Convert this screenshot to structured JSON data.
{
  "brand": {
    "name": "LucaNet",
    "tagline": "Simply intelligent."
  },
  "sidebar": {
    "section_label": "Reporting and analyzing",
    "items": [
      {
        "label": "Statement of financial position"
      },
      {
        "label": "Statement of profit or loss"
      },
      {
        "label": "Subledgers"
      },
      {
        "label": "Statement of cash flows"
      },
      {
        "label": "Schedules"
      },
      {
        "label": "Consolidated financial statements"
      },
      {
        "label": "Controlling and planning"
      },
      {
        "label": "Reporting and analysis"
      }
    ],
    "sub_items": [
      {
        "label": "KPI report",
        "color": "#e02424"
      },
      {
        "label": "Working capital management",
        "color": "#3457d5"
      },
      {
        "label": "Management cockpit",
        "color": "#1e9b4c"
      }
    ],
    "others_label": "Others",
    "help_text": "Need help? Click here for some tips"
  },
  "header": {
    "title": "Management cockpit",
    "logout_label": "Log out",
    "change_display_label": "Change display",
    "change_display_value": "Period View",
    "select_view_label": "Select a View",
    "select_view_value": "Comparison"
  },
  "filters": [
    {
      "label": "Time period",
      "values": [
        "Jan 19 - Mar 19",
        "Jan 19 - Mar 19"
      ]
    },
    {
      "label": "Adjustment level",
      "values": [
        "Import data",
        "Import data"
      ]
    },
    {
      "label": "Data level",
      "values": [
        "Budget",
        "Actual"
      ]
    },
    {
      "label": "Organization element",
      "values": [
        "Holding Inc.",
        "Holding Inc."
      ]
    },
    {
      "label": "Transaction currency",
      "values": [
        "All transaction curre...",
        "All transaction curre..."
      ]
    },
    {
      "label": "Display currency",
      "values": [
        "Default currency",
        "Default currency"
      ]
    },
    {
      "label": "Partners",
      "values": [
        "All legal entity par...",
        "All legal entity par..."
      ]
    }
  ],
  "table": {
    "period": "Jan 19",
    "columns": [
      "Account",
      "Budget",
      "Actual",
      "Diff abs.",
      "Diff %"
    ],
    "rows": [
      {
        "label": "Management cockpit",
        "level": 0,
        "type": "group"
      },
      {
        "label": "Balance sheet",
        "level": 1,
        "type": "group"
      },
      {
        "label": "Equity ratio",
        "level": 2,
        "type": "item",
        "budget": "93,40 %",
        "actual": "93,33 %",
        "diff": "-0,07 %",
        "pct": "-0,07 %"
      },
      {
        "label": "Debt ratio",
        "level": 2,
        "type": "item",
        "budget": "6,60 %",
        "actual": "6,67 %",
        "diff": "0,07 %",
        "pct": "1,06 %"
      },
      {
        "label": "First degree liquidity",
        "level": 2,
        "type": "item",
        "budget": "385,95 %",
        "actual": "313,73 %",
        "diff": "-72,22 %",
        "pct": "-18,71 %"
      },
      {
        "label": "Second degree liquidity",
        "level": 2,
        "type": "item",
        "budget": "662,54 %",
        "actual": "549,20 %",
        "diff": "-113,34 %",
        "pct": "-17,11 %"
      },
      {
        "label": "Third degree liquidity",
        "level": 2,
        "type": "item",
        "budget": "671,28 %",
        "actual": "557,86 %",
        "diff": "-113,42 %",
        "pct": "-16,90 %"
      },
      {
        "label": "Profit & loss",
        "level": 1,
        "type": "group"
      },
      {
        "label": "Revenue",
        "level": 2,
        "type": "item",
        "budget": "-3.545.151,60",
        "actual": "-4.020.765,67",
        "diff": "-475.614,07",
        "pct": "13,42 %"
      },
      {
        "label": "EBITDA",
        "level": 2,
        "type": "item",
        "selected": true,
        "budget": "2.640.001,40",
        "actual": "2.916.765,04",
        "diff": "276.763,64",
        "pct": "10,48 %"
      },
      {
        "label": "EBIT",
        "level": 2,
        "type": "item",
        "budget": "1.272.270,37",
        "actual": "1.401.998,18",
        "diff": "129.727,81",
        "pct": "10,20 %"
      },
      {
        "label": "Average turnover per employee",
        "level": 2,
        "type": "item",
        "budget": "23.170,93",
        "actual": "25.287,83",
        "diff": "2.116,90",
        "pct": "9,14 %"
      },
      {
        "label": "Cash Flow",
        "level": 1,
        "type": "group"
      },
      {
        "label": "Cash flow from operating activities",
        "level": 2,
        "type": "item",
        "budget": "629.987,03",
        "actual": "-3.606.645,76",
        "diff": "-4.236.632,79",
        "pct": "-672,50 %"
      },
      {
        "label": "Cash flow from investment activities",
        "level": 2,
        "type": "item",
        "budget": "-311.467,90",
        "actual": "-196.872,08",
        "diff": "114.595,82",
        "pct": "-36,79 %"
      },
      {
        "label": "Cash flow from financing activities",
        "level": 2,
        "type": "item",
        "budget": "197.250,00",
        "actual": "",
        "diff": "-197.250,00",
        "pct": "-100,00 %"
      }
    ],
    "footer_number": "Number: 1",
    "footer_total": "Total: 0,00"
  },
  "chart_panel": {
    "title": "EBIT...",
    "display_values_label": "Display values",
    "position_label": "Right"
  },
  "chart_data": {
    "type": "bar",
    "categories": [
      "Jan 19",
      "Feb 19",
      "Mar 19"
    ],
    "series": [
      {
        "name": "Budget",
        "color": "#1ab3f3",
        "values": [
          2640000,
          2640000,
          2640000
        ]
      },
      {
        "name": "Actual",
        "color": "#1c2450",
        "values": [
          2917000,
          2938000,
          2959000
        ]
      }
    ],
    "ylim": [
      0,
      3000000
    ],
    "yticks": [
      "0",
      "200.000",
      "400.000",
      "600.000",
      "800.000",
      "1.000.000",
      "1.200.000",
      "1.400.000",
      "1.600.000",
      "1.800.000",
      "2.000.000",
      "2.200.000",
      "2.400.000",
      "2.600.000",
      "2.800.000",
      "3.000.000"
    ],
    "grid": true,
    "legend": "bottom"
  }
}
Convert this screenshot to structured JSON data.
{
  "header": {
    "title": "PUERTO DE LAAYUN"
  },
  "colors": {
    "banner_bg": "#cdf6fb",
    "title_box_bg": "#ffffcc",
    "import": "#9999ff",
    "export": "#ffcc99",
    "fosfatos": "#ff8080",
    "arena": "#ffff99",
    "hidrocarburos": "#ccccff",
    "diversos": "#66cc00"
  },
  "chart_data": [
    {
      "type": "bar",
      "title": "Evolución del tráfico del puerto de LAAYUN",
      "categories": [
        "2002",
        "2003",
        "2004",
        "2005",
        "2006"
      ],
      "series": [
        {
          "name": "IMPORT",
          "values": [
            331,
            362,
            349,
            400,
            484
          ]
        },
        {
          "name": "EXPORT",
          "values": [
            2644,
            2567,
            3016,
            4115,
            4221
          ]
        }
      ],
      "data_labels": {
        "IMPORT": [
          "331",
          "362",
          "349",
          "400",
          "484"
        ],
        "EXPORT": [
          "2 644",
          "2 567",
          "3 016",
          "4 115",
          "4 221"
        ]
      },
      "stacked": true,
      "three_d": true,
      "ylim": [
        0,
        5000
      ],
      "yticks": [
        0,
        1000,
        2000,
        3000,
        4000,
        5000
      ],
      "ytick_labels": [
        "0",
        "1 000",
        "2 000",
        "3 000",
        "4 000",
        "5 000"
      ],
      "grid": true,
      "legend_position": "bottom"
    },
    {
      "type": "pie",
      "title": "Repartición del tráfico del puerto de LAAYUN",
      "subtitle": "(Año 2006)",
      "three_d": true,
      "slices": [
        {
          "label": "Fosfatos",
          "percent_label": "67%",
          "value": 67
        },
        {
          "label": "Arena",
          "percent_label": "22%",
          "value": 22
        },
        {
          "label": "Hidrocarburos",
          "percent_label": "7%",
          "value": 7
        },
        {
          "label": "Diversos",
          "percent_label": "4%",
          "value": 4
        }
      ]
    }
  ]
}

◆ **DESCRIPTION OF THE TASK**
State the number of lines in these entries that include the string "bottom". Provide nothing beyond that number.

◆ **SOLUTION TO THE EXERCISE**
2